◆ **EXTRACTED ENTRIES**
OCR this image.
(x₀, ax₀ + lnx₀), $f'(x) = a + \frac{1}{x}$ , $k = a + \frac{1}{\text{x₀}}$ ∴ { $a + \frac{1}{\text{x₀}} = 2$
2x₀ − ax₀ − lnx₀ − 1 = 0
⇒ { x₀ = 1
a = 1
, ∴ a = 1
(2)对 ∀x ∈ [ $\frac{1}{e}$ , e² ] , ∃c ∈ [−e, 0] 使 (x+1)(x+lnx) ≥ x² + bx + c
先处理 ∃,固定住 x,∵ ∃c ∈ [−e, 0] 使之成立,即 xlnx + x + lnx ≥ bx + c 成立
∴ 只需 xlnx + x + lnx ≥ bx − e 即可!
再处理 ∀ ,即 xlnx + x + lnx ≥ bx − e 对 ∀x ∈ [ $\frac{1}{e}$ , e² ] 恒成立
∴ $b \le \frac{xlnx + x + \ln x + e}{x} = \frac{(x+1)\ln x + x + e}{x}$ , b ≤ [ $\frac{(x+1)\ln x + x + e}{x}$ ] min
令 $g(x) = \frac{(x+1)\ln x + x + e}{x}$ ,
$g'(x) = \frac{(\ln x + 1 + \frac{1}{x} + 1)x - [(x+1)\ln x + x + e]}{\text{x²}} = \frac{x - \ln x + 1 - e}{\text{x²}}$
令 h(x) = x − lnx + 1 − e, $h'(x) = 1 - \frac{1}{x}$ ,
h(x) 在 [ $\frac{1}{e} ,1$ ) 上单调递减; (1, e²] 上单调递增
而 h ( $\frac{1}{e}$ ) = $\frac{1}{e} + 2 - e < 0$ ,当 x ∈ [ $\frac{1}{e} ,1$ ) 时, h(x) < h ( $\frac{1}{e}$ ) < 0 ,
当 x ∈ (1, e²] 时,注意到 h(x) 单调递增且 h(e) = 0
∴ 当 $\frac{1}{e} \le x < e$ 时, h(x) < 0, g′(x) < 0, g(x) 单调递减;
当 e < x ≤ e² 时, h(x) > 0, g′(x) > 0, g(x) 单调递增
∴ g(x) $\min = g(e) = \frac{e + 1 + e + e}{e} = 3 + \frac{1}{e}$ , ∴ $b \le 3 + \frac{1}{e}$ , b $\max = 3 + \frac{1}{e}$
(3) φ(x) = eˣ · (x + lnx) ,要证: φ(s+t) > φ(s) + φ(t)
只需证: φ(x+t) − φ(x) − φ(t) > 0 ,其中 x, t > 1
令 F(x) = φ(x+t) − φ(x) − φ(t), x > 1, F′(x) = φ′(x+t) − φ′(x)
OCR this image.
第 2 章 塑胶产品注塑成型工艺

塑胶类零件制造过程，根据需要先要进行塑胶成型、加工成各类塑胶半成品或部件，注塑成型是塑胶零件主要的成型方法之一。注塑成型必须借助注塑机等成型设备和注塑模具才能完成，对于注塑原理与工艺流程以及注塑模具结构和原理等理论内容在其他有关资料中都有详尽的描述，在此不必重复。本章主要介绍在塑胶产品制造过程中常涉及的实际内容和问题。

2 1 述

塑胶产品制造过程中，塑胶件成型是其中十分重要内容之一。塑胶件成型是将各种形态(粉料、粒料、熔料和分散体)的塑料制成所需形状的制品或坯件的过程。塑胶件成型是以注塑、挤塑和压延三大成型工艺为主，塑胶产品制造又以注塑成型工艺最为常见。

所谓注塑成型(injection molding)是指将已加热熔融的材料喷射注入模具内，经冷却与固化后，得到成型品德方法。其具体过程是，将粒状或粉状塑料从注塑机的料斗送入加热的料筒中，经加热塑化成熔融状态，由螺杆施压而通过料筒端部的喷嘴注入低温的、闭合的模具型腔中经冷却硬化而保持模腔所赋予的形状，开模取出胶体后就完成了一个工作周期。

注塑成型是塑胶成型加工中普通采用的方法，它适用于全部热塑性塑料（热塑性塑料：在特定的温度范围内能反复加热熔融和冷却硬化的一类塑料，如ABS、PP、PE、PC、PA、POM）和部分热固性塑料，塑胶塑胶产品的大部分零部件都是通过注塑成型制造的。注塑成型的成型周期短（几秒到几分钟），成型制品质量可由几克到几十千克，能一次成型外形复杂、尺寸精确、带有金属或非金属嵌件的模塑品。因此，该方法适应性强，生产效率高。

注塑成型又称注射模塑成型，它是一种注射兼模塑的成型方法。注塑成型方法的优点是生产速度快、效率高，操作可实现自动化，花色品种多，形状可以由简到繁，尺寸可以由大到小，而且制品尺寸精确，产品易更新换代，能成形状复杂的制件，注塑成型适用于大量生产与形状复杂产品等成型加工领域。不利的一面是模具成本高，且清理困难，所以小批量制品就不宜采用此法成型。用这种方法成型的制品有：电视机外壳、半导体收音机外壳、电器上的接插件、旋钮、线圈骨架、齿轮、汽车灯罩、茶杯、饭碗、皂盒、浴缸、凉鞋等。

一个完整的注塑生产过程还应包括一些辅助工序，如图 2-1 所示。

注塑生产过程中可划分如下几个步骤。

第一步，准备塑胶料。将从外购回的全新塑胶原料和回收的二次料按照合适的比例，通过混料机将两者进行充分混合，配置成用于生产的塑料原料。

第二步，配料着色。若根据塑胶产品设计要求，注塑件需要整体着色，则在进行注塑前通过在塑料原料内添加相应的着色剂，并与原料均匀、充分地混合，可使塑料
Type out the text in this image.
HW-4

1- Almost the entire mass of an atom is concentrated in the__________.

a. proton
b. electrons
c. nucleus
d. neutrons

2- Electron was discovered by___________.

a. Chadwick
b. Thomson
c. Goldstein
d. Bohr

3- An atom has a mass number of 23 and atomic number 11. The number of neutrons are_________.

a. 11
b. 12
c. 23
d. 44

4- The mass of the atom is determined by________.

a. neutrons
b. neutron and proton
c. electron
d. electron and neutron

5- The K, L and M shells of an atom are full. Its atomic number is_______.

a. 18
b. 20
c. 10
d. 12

◆ **GIVEN PROBLEM**
Please output the entire listing exactly as it stands.

◆ **CORRECT RESPONSE**
OCR this image.
(x₀, ax₀ + lnx₀), $f'(x) = a + \frac{1}{x}$ , $k = a + \frac{1}{\text{x₀}}$ ∴ { $a + \frac{1}{\text{x₀}} = 2$
2x₀ − ax₀ − lnx₀ − 1 = 0
⇒ { x₀ = 1
a = 1
, ∴ a = 1
(2)对 ∀x ∈ [ $\frac{1}{e}$ , e² ] , ∃c ∈ [−e, 0] 使 (x+1)(x+lnx) ≥ x² + bx + c
先处理 ∃,固定住 x,∵ ∃c ∈ [−e, 0] 使之成立,即 xlnx + x + lnx ≥ bx + c 成立
∴ 只需 xlnx + x + lnx ≥ bx − e 即可!
再处理 ∀ ,即 xlnx + x + lnx ≥ bx − e 对 ∀x ∈ [ $\frac{1}{e}$ , e² ] 恒成立
∴ $b \le \frac{xlnx + x + \ln x + e}{x} = \frac{(x+1)\ln x + x + e}{x}$ , b ≤ [ $\frac{(x+1)\ln x + x + e}{x}$ ] min
令 $g(x) = \frac{(x+1)\ln x + x + e}{x}$ ,
$g'(x) = \frac{(\ln x + 1 + \frac{1}{x} + 1)x - [(x+1)\ln x + x + e]}{\text{x²}} = \frac{x - \ln x + 1 - e}{\text{x²}}$
令 h(x) = x − lnx + 1 − e, $h'(x) = 1 - \frac{1}{x}$ ,
h(x) 在 [ $\frac{1}{e} ,1$ ) 上单调递减; (1, e²] 上单调递增
而 h ( $\frac{1}{e}$ ) = $\frac{1}{e} + 2 - e < 0$ ,当 x ∈ [ $\frac{1}{e} ,1$ ) 时, h(x) < h ( $\frac{1}{e}$ ) < 0 ,
当 x ∈ (1, e²] 时,注意到 h(x) 单调递增且 h(e) = 0
∴ 当 $\frac{1}{e} \le x < e$ 时, h(x) < 0, g′(x) < 0, g(x) 单调递减;
当 e < x ≤ e² 时, h(x) > 0, g′(x) > 0, g(x) 单调递增
∴ g(x) $\min = g(e) = \frac{e + 1 + e + e}{e} = 3 + \frac{1}{e}$ , ∴ $b \le 3 + \frac{1}{e}$ , b $\max = 3 + \frac{1}{e}$
(3) φ(x) = eˣ · (x + lnx) ,要证: φ(s+t) > φ(s) + φ(t)
只需证: φ(x+t) − φ(x) − φ(t) > 0 ,其中 x, t > 1
令 F(x) = φ(x+t) − φ(x) − φ(t), x > 1, F′(x) = φ′(x+t) − φ′(x)
OCR this image.
第 2 章 塑胶产品注塑成型工艺

塑胶类零件制造过程，根据需要先要进行塑胶成型、加工成各类塑胶半成品或部件，注塑成型是塑胶零件主要的成型方法之一。注塑成型必须借助注塑机等成型设备和注塑模具才能完成，对于注塑原理与工艺流程以及注塑模具结构和原理等理论内容在其他有关资料中都有详尽的描述，在此不必重复。本章主要介绍在塑胶产品制造过程中常涉及的实际内容和问题。

2 1 述

塑胶产品制造过程中，塑胶件成型是其中十分重要内容之一。塑胶件成型是将各种形态(粉料、粒料、熔料和分散体)的塑料制成所需形状的制品或坯件的过程。塑胶件成型是以注塑、挤塑和压延三大成型工艺为主，塑胶产品制造又以注塑成型工艺最为常见。

所谓注塑成型(injection molding)是指将已加热熔融的材料喷射注入模具内，经冷却与固化后，得到成型品德方法。其具体过程是，将粒状或粉状塑料从注塑机的料斗送入加热的料筒中，经加热塑化成熔融状态，由螺杆施压而通过料筒端部的喷嘴注入低温的、闭合的模具型腔中经冷却硬化而保持模腔所赋予的形状，开模取出胶体后就完成了一个工作周期。

注塑成型是塑胶成型加工中普通采用的方法，它适用于全部热塑性塑料（热塑性塑料：在特定的温度范围内能反复加热熔融和冷却硬化的一类塑料，如ABS、PP、PE、PC、PA、POM）和部分热固性塑料，塑胶塑胶产品的大部分零部件都是通过注塑成型制造的。注塑成型的成型周期短（几秒到几分钟），成型制品质量可由几克到几十千克，能一次成型外形复杂、尺寸精确、带有金属或非金属嵌件的模塑品。因此，该方法适应性强，生产效率高。

注塑成型又称注射模塑成型，它是一种注射兼模塑的成型方法。注塑成型方法的优点是生产速度快、效率高，操作可实现自动化，花色品种多，形状可以由简到繁，尺寸可以由大到小，而且制品尺寸精确，产品易更新换代，能成形状复杂的制件，注塑成型适用于大量生产与形状复杂产品等成型加工领域。不利的一面是模具成本高，且清理困难，所以小批量制品就不宜采用此法成型。用这种方法成型的制品有：电视机外壳、半导体收音机外壳、电器上的接插件、旋钮、线圈骨架、齿轮、汽车灯罩、茶杯、饭碗、皂盒、浴缸、凉鞋等。

一个完整的注塑生产过程还应包括一些辅助工序，如图 2-1 所示。

注塑生产过程中可划分如下几个步骤。

第一步，准备塑胶料。将从外购回的全新塑胶原料和回收的二次料按照合适的比例，通过混料机将两者进行充分混合，配置成用于生产的塑料原料。

第二步，配料着色。若根据塑胶产品设计要求，注塑件需要整体着色，则在进行注塑前通过在塑料原料内添加相应的着色剂，并与原料均匀、充分地混合，可使塑料
Type out the text in this image.
HW-4

1- Almost the entire mass of an atom is concentrated in the__________.

a. proton
b. electrons
c. nucleus
d. neutrons

2- Electron was discovered by___________.

a. Chadwick
b. Thomson
c. Goldstein
d. Bohr

3- An atom has a mass number of 23 and atomic number 11. The number of neutrons are_________.

a. 11
b. 12
c. 23
d. 44

4- The mass of the atom is determined by________.

a. neutrons
b. neutron and proton
c. electron
d. electron and neutron

5- The K, L and M shells of an atom are full. Its atomic number is_______.

a. 18
b. 20
c. 10
d. 12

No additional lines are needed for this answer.